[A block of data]

────────────────────

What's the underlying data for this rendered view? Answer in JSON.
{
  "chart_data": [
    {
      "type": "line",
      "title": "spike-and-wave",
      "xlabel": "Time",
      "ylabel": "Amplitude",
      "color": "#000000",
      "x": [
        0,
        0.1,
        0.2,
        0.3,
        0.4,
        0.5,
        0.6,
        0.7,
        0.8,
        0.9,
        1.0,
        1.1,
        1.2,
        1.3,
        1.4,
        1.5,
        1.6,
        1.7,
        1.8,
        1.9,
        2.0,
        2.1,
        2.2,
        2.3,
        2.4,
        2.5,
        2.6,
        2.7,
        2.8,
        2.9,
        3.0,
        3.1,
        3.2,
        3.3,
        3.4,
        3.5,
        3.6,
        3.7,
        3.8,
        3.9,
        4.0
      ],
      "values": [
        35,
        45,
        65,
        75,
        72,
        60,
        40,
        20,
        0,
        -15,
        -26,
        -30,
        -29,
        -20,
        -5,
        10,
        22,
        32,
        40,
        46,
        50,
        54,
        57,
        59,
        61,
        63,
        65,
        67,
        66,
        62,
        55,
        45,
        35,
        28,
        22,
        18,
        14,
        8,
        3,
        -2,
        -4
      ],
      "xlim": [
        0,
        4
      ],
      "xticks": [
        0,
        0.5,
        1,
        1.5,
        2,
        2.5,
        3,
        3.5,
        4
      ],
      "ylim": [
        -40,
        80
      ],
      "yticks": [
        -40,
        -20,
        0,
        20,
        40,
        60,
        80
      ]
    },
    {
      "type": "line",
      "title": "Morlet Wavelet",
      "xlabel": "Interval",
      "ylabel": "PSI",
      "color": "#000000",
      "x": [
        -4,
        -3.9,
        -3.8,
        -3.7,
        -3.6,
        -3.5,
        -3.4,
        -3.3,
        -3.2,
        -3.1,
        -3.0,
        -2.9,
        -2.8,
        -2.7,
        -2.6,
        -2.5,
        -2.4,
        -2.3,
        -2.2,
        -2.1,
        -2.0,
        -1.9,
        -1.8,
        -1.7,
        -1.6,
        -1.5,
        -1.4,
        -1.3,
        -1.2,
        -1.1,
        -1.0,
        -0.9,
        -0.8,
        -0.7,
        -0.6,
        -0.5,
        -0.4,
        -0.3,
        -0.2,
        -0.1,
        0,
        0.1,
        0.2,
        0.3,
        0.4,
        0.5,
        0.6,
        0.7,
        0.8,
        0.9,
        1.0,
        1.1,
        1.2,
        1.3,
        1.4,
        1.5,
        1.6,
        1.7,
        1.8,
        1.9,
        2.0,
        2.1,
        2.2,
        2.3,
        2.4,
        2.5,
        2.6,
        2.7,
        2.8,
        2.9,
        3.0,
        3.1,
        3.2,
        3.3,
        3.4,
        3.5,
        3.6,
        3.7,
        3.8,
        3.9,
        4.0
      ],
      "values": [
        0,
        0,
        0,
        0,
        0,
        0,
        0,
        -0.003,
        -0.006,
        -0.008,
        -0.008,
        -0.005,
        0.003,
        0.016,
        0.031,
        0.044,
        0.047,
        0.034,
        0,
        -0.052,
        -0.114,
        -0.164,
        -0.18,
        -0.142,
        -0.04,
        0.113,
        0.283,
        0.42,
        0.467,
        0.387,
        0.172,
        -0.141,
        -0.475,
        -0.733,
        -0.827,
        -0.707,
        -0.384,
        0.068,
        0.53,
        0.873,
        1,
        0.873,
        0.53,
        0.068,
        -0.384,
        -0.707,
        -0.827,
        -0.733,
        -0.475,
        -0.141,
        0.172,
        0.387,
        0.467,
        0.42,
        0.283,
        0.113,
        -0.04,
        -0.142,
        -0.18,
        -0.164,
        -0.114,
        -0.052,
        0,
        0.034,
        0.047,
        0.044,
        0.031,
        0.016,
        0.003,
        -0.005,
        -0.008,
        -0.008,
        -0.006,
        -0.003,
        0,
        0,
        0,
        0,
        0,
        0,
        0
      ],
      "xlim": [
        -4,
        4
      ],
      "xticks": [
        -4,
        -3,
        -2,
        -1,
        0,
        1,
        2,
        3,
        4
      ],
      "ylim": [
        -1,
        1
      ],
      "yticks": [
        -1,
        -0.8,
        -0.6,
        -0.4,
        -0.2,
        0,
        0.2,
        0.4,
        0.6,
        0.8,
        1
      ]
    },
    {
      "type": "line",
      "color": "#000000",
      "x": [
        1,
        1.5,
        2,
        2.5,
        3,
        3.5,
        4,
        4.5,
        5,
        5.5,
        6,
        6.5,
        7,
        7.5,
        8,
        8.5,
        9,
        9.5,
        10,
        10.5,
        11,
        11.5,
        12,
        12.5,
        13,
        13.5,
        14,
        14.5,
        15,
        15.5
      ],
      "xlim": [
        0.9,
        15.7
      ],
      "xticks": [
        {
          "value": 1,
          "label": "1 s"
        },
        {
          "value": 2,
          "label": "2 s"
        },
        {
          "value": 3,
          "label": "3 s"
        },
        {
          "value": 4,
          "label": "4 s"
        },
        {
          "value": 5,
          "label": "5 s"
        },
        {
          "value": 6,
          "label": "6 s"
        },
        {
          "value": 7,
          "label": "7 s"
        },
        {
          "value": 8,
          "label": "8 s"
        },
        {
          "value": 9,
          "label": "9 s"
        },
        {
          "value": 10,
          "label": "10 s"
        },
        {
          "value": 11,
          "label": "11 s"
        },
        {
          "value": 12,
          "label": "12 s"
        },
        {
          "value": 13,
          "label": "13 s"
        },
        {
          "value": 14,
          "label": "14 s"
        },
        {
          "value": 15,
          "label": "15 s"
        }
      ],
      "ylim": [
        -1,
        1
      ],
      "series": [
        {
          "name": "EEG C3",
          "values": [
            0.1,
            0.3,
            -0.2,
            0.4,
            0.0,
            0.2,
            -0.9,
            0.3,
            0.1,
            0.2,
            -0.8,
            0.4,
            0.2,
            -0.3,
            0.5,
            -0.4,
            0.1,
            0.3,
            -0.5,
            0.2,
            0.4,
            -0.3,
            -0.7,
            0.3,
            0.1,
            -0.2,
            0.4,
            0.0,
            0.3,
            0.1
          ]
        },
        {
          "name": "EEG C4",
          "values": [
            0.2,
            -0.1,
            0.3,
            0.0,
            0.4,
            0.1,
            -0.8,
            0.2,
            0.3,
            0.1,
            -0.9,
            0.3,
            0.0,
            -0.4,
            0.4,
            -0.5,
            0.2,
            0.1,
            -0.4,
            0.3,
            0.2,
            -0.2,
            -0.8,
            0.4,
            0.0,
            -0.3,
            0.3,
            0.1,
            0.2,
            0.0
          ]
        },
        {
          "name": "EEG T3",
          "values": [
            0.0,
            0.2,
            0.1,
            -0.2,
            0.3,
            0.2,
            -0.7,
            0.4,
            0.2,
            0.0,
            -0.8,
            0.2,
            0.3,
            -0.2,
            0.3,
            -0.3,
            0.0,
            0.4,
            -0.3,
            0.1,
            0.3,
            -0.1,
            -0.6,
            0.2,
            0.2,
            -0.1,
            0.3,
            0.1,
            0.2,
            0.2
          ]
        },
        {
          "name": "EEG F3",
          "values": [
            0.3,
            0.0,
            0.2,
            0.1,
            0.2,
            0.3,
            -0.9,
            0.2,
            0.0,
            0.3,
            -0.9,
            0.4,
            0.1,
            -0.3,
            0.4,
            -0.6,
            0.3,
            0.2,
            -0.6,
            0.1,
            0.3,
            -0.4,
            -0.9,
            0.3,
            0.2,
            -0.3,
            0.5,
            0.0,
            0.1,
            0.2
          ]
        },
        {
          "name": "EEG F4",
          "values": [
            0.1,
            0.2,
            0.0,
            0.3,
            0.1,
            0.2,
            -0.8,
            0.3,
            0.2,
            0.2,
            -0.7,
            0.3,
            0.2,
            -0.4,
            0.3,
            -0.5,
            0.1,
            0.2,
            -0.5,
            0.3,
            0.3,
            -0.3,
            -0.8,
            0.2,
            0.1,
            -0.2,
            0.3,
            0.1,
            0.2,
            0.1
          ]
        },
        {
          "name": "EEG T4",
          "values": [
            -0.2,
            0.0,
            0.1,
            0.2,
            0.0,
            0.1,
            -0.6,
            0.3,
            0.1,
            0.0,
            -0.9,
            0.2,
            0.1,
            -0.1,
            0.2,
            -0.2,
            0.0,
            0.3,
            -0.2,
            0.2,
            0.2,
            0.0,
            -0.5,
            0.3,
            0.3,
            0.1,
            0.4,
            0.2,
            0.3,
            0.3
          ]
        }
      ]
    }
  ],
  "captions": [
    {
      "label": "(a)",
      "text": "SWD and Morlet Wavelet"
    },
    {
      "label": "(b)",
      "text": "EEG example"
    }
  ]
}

────────────────────

▶ [WRITTEN INSTRUCTION] Reproduce each line of the entries in which the word "Wavelet" is found.

▶ [FINISHED EXERCISE]
      "title": "Morlet Wavelet",
      "text": "SWD and Morlet Wavelet"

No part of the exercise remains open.